Exercise:
Copy the rows below verbatim, from the first one through the line that contains "svg-text:2.5: 2.5 [27,76,47,91]", including both ends.

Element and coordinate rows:
------

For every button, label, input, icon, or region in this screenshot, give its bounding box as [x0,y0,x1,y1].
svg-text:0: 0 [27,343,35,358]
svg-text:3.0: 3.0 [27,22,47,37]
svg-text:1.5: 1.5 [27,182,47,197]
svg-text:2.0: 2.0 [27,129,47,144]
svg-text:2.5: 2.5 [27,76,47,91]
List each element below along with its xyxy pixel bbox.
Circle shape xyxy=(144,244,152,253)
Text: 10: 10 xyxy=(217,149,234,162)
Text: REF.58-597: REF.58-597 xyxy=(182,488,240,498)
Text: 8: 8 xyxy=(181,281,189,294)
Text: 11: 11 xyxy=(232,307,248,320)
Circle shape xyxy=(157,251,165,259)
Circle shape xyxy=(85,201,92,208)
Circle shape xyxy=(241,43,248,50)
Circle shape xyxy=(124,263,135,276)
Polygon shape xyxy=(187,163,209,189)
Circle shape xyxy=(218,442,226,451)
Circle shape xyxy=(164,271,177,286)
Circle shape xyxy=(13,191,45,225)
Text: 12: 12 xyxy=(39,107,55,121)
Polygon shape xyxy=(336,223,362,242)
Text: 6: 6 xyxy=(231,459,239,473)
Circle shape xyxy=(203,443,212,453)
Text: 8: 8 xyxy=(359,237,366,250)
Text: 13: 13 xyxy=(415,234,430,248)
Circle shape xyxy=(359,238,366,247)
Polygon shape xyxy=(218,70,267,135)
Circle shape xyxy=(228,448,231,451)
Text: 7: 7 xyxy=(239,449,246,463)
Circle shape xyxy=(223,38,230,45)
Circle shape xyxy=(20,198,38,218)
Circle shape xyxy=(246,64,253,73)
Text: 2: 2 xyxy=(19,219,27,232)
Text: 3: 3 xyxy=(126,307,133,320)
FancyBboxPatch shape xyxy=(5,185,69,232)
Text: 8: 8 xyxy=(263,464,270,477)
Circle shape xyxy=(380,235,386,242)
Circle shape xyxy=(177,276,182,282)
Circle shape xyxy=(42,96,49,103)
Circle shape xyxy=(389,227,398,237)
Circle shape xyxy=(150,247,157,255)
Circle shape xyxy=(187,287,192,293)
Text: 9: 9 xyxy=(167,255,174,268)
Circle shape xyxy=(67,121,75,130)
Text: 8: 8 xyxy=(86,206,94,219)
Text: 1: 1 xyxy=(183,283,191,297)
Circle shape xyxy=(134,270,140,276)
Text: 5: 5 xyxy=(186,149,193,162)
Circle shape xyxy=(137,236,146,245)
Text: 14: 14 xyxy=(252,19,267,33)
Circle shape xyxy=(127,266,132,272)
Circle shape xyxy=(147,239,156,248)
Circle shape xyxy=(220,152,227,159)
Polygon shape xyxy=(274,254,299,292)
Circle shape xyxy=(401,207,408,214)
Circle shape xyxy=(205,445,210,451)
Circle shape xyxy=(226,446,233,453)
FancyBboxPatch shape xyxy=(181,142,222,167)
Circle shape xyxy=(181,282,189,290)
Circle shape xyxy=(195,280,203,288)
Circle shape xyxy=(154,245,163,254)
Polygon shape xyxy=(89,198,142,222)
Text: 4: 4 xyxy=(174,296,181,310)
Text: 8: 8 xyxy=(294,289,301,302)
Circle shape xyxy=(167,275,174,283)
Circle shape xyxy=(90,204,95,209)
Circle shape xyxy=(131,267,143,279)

------

Task answer:
For every button, label, input, icon, or region in this screenshot, give its bounding box as [x0,y0,x1,y1].
svg-text:0: 0 [27,343,35,358]
svg-text:3.0: 3.0 [27,22,47,37]
svg-text:1.5: 1.5 [27,182,47,197]
svg-text:2.0: 2.0 [27,129,47,144]
svg-text:2.5: 2.5 [27,76,47,91]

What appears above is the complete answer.